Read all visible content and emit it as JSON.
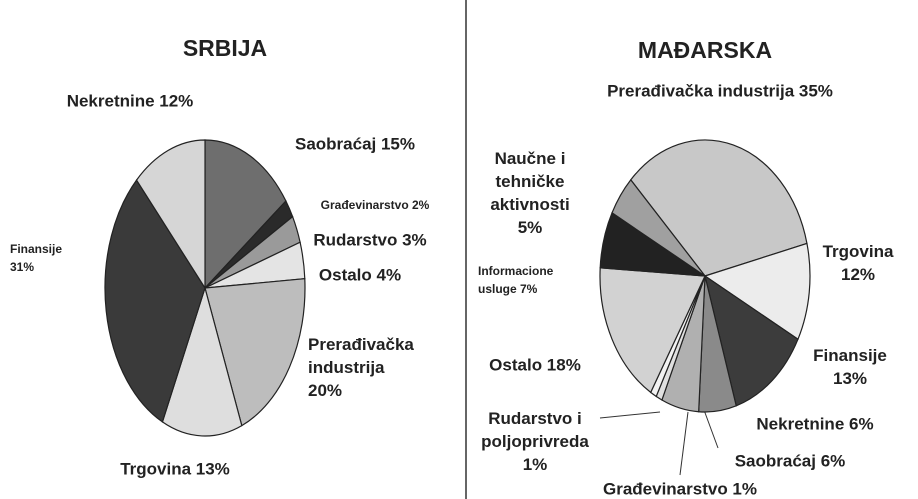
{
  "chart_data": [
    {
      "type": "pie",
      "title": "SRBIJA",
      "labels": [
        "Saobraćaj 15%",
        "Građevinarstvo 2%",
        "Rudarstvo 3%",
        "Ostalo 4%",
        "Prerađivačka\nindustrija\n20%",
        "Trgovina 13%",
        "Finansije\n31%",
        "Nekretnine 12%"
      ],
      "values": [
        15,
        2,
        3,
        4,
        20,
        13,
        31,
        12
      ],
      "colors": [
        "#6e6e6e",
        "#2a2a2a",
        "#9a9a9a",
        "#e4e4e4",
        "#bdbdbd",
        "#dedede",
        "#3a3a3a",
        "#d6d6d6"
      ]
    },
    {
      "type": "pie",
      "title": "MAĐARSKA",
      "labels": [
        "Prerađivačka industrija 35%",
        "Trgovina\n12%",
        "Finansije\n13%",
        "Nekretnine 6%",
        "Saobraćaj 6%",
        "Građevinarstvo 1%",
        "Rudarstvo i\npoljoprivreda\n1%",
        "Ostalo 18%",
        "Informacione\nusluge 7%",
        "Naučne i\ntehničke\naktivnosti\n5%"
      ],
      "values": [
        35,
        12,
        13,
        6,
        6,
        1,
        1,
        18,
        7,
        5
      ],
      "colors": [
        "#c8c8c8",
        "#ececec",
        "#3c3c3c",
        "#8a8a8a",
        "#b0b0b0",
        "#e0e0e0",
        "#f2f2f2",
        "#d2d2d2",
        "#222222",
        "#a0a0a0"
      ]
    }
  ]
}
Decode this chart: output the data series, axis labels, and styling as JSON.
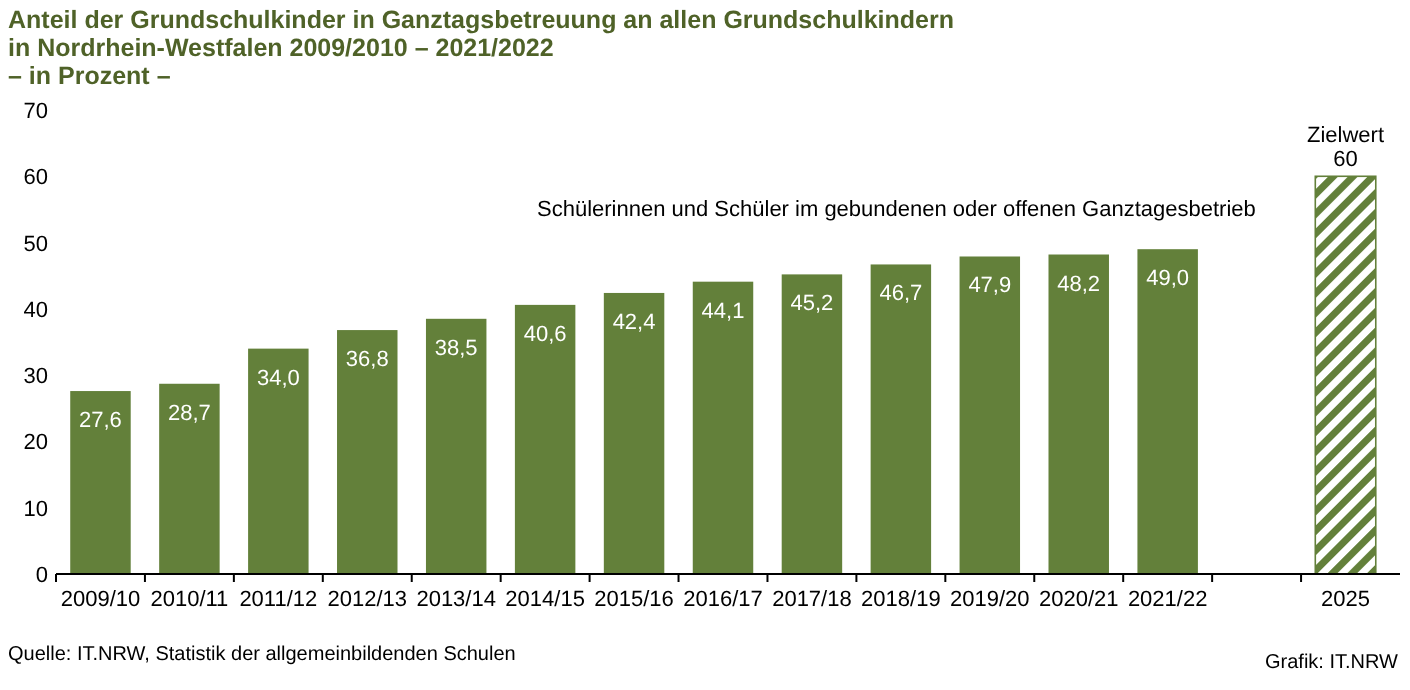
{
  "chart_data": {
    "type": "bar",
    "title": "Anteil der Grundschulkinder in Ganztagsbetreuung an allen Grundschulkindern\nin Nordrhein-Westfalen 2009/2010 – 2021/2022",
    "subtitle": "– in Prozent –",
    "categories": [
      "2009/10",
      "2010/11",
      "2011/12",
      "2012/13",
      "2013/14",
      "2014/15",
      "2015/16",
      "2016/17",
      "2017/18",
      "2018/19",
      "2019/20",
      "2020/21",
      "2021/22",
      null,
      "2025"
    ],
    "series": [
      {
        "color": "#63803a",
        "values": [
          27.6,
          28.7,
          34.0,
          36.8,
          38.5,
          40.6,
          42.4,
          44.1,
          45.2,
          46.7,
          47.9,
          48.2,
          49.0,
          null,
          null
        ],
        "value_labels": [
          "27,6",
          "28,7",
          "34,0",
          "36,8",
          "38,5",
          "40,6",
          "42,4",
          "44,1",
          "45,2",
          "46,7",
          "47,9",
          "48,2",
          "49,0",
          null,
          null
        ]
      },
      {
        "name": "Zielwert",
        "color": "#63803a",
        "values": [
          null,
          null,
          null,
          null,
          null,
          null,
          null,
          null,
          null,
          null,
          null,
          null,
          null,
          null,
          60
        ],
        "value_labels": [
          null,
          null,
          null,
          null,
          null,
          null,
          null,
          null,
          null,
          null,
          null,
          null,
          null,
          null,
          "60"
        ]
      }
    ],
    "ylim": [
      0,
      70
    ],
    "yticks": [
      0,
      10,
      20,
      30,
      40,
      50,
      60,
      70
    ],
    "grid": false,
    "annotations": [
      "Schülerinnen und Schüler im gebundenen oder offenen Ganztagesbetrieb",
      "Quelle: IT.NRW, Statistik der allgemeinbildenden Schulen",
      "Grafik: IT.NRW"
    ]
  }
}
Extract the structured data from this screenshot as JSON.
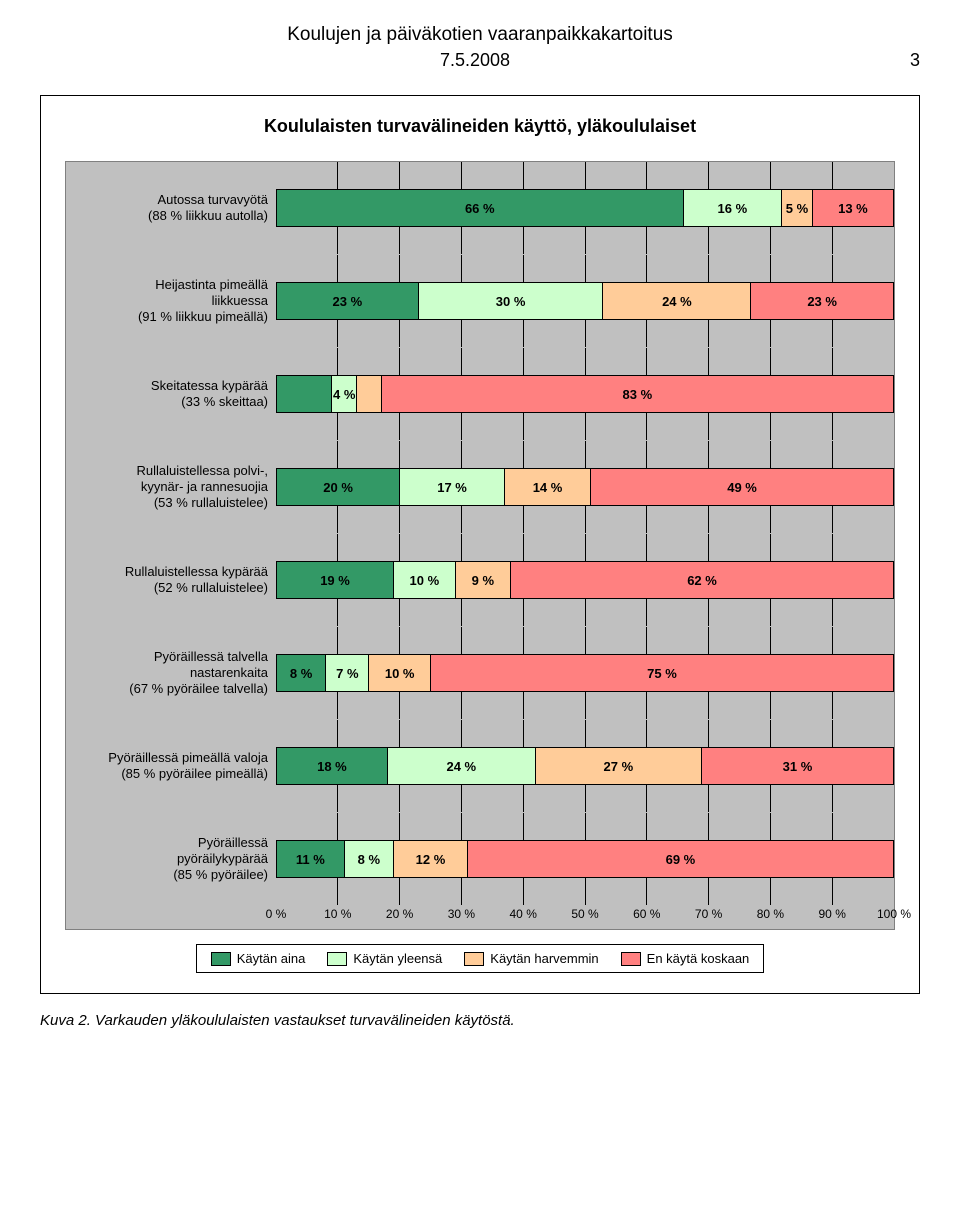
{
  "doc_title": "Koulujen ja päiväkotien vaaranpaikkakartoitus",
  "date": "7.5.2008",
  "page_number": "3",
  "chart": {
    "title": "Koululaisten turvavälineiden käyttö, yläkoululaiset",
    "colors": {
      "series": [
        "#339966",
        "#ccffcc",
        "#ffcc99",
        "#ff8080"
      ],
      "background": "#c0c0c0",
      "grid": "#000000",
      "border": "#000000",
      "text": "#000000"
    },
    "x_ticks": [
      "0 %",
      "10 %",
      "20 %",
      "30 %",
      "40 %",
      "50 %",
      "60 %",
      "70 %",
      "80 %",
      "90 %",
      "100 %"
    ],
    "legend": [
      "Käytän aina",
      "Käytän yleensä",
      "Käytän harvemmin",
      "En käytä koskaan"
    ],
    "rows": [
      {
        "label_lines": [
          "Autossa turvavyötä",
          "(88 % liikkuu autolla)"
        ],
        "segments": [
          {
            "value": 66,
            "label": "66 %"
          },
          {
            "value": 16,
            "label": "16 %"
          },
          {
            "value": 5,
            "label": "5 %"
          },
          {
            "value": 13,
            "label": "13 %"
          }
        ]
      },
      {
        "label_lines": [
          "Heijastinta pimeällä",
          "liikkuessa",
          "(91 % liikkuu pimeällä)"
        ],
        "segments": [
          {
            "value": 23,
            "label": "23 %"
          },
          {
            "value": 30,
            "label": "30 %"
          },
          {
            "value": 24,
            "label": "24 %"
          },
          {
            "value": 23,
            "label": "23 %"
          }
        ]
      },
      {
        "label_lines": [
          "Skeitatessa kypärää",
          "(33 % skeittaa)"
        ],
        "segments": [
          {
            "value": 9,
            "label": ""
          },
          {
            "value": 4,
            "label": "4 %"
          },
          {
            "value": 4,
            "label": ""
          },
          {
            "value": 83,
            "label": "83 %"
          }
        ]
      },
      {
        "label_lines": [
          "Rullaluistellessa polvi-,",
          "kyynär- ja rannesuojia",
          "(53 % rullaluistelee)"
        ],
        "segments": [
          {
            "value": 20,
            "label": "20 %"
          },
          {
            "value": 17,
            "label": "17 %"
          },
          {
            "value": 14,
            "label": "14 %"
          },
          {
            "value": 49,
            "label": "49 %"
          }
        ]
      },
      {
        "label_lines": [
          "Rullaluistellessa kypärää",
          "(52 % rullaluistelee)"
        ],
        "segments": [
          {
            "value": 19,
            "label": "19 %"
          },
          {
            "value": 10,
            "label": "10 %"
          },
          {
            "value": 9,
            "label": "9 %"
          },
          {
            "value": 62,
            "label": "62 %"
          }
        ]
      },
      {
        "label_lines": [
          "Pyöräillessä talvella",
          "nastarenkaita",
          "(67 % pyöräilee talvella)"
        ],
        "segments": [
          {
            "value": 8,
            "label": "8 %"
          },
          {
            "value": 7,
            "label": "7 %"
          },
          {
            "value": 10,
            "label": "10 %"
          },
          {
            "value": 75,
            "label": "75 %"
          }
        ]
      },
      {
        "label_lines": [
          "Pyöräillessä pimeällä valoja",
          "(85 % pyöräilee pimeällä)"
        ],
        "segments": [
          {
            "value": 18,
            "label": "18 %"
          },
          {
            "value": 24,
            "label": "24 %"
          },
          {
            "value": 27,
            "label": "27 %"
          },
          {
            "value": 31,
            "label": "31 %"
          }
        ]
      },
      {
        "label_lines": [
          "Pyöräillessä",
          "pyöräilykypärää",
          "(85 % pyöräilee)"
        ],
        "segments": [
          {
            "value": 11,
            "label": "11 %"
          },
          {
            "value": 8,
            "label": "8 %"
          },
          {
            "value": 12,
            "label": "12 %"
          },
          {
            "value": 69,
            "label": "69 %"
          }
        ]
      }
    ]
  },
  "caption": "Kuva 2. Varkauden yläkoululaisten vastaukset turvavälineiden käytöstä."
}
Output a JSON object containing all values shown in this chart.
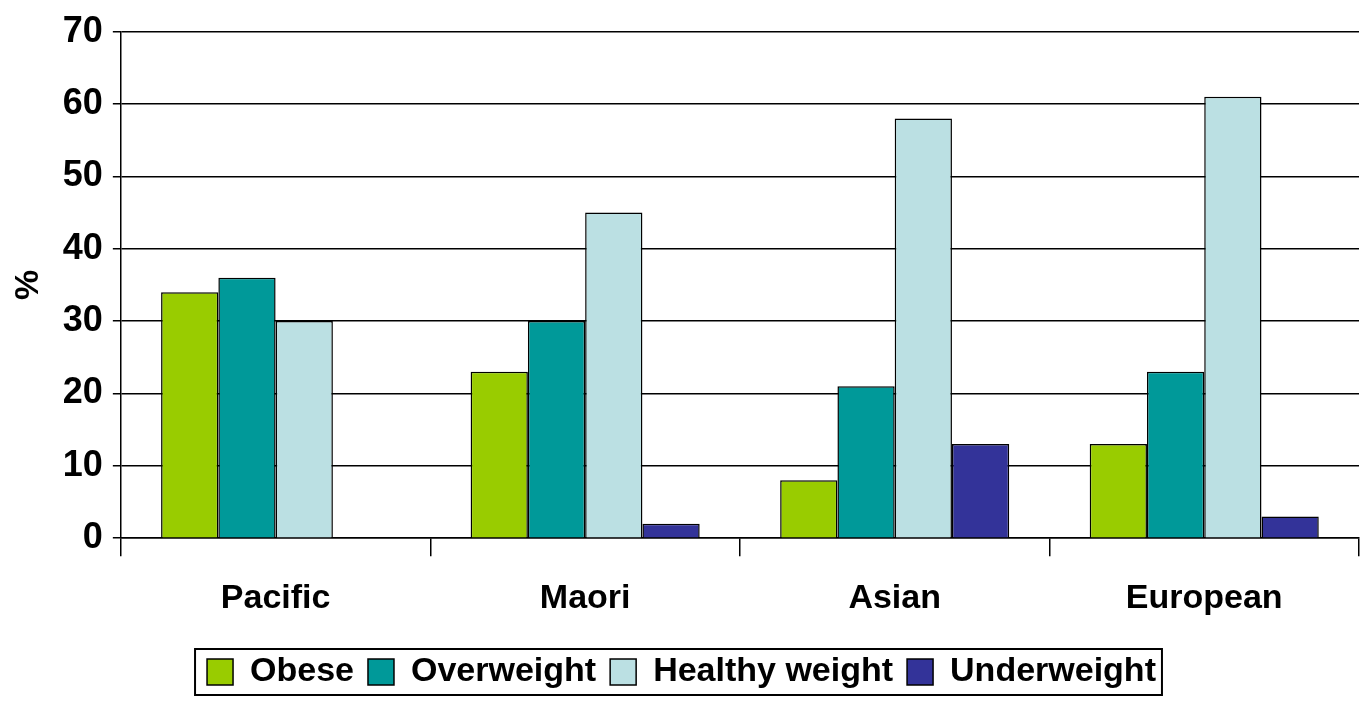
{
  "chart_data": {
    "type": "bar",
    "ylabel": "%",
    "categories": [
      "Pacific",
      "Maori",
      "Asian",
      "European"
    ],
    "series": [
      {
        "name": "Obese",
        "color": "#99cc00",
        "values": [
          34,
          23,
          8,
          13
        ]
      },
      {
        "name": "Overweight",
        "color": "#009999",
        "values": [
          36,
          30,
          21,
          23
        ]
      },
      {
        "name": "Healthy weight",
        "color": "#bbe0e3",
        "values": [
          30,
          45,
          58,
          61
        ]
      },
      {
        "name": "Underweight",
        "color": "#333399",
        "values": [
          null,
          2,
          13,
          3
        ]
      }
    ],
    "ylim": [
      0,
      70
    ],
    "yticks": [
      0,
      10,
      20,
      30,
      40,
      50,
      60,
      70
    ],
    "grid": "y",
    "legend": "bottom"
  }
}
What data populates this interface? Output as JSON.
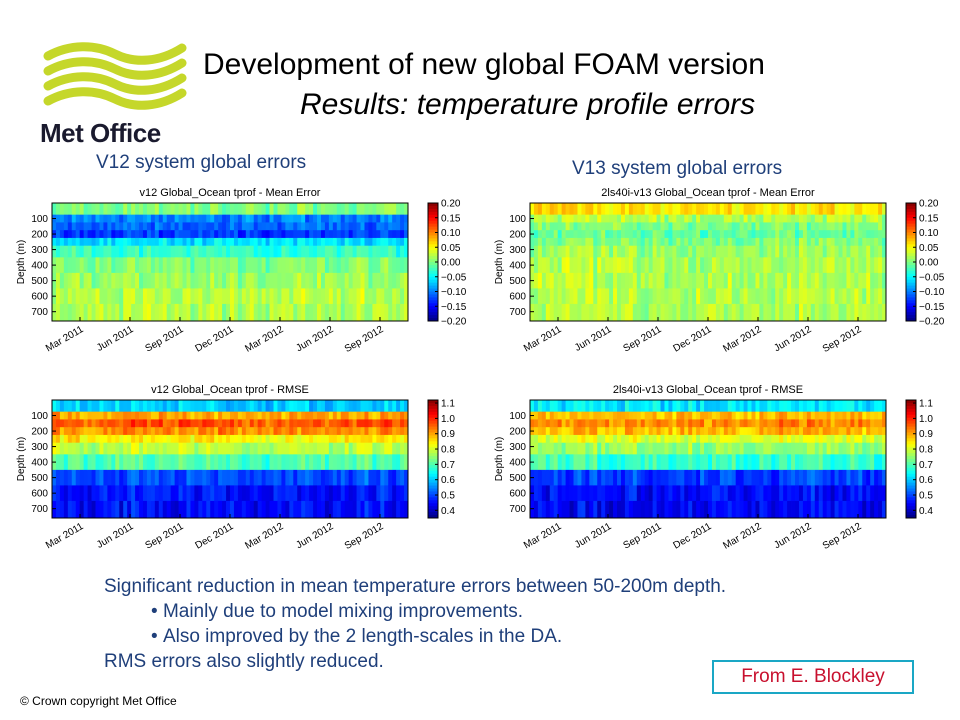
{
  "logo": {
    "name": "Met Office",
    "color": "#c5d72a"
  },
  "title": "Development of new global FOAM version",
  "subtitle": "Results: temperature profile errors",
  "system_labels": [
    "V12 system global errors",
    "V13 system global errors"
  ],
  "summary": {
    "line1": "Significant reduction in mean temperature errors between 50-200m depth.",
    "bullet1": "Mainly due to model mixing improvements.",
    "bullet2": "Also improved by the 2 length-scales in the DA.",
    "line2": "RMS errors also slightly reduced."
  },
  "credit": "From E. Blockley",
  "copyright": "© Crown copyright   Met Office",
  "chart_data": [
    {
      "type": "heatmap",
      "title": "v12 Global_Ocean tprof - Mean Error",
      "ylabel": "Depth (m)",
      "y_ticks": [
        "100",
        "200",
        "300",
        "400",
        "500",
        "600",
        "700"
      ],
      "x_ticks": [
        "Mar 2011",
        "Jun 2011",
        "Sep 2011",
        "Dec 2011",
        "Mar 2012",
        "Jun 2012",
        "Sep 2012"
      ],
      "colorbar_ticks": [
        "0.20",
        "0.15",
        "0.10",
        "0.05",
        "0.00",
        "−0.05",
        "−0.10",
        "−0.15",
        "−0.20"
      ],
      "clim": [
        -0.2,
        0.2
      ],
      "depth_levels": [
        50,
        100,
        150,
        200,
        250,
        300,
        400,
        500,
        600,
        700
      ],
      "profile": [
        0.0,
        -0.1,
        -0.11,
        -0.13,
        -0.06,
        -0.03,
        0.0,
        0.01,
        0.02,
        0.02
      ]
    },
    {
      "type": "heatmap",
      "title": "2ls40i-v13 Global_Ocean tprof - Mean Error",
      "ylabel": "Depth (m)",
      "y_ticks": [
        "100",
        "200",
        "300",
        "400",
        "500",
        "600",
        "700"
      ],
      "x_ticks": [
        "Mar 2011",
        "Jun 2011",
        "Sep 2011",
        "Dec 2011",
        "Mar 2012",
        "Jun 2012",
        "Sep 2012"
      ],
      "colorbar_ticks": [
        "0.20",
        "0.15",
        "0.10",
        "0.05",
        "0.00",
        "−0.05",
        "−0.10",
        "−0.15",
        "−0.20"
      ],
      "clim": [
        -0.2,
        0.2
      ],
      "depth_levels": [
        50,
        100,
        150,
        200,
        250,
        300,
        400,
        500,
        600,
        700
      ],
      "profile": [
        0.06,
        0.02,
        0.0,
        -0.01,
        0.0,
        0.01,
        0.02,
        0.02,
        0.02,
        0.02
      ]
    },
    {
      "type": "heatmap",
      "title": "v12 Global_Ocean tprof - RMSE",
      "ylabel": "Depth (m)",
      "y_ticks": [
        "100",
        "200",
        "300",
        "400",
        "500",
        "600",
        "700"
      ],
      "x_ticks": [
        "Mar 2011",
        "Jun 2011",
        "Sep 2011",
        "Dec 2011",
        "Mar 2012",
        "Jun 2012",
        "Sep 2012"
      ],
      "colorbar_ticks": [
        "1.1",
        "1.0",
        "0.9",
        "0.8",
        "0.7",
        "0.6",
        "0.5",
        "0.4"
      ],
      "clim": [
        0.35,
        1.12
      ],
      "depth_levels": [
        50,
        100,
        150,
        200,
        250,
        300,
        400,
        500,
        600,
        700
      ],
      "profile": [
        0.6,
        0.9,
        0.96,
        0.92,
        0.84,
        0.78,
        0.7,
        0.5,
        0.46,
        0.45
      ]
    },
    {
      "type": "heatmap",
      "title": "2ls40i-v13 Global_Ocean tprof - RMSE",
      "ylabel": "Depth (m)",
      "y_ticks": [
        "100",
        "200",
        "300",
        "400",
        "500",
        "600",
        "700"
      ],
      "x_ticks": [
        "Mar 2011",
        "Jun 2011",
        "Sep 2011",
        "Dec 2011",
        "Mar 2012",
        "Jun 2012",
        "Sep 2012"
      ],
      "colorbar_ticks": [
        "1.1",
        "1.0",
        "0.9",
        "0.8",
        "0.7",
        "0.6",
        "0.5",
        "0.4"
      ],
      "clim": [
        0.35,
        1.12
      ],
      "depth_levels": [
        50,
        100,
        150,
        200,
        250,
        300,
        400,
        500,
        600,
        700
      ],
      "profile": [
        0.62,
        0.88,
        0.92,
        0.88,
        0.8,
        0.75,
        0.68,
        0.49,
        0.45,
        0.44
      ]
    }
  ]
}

* [Stated problem] Extract all lines of the records above that include "Rullaluistellessa".

* [The response]
          "Rullaluistellessa polvi-,",
          "Rullaluistellessa kypärää",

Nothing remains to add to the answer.